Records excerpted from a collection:
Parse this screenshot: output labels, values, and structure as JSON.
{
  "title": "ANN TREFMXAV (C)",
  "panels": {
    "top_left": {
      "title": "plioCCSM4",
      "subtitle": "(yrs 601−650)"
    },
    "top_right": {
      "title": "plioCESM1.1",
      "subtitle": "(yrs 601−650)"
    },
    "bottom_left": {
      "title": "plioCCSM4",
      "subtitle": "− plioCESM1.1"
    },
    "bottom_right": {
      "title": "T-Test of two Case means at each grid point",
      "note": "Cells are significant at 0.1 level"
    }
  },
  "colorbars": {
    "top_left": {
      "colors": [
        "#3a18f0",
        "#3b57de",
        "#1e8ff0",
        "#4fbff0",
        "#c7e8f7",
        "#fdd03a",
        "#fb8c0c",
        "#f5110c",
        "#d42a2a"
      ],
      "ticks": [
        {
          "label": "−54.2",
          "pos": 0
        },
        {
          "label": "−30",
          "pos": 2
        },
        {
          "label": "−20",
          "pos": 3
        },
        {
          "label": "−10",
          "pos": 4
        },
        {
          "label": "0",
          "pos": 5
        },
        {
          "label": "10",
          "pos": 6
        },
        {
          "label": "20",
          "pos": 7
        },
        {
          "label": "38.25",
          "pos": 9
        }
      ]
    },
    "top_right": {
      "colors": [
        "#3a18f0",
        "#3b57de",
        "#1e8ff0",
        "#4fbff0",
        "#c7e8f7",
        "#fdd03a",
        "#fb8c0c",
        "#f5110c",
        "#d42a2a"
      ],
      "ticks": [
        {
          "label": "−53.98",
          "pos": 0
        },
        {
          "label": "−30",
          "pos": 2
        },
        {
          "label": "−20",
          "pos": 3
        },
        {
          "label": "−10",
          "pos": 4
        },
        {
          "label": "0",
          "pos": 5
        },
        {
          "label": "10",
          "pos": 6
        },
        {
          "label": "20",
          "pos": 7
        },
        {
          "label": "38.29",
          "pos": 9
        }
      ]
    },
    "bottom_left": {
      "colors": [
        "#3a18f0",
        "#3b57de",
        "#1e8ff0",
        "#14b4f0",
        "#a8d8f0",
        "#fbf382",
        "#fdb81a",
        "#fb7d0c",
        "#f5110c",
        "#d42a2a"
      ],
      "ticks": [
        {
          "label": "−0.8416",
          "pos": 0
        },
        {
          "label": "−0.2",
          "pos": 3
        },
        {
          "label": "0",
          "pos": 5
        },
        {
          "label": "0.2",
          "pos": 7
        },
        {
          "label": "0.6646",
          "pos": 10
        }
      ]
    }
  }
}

* [EXERCISE PROMPT]
Copy all the lines, exactly.

* [IN RESPONSE]
Parse this screenshot: output labels, values, and structure as JSON.
{
  "title": "ANN TREFMXAV (C)",
  "panels": {
    "top_left": {
      "title": "plioCCSM4",
      "subtitle": "(yrs 601−650)"
    },
    "top_right": {
      "title": "plioCESM1.1",
      "subtitle": "(yrs 601−650)"
    },
    "bottom_left": {
      "title": "plioCCSM4",
      "subtitle": "− plioCESM1.1"
    },
    "bottom_right": {
      "title": "T-Test of two Case means at each grid point",
      "note": "Cells are significant at 0.1 level"
    }
  },
  "colorbars": {
    "top_left": {
      "colors": [
        "#3a18f0",
        "#3b57de",
        "#1e8ff0",
        "#4fbff0",
        "#c7e8f7",
        "#fdd03a",
        "#fb8c0c",
        "#f5110c",
        "#d42a2a"
      ],
      "ticks": [
        {
          "label": "−54.2",
          "pos": 0
        },
        {
          "label": "−30",
          "pos": 2
        },
        {
          "label": "−20",
          "pos": 3
        },
        {
          "label": "−10",
          "pos": 4
        },
        {
          "label": "0",
          "pos": 5
        },
        {
          "label": "10",
          "pos": 6
        },
        {
          "label": "20",
          "pos": 7
        },
        {
          "label": "38.25",
          "pos": 9
        }
      ]
    },
    "top_right": {
      "colors": [
        "#3a18f0",
        "#3b57de",
        "#1e8ff0",
        "#4fbff0",
        "#c7e8f7",
        "#fdd03a",
        "#fb8c0c",
        "#f5110c",
        "#d42a2a"
      ],
      "ticks": [
        {
          "label": "−53.98",
          "pos": 0
        },
        {
          "label": "−30",
          "pos": 2
        },
        {
          "label": "−20",
          "pos": 3
        },
        {
          "label": "−10",
          "pos": 4
        },
        {
          "label": "0",
          "pos": 5
        },
        {
          "label": "10",
          "pos": 6
        },
        {
          "label": "20",
          "pos": 7
        },
        {
          "label": "38.29",
          "pos": 9
        }
      ]
    },
    "bottom_left": {
      "colors": [
        "#3a18f0",
        "#3b57de",
        "#1e8ff0",
        "#14b4f0",
        "#a8d8f0",
        "#fbf382",
        "#fdb81a",
        "#fb7d0c",
        "#f5110c",
        "#d42a2a"
      ],
      "ticks": [
        {
          "label": "−0.8416",
          "pos": 0
        },
        {
          "label": "−0.2",
          "pos": 3
        },
        {
          "label": "0",
          "pos": 5
        },
        {
          "label": "0.2",
          "pos": 7
        },
        {
          "label": "0.6646",
          "pos": 10
        }
      ]
    }
  }
}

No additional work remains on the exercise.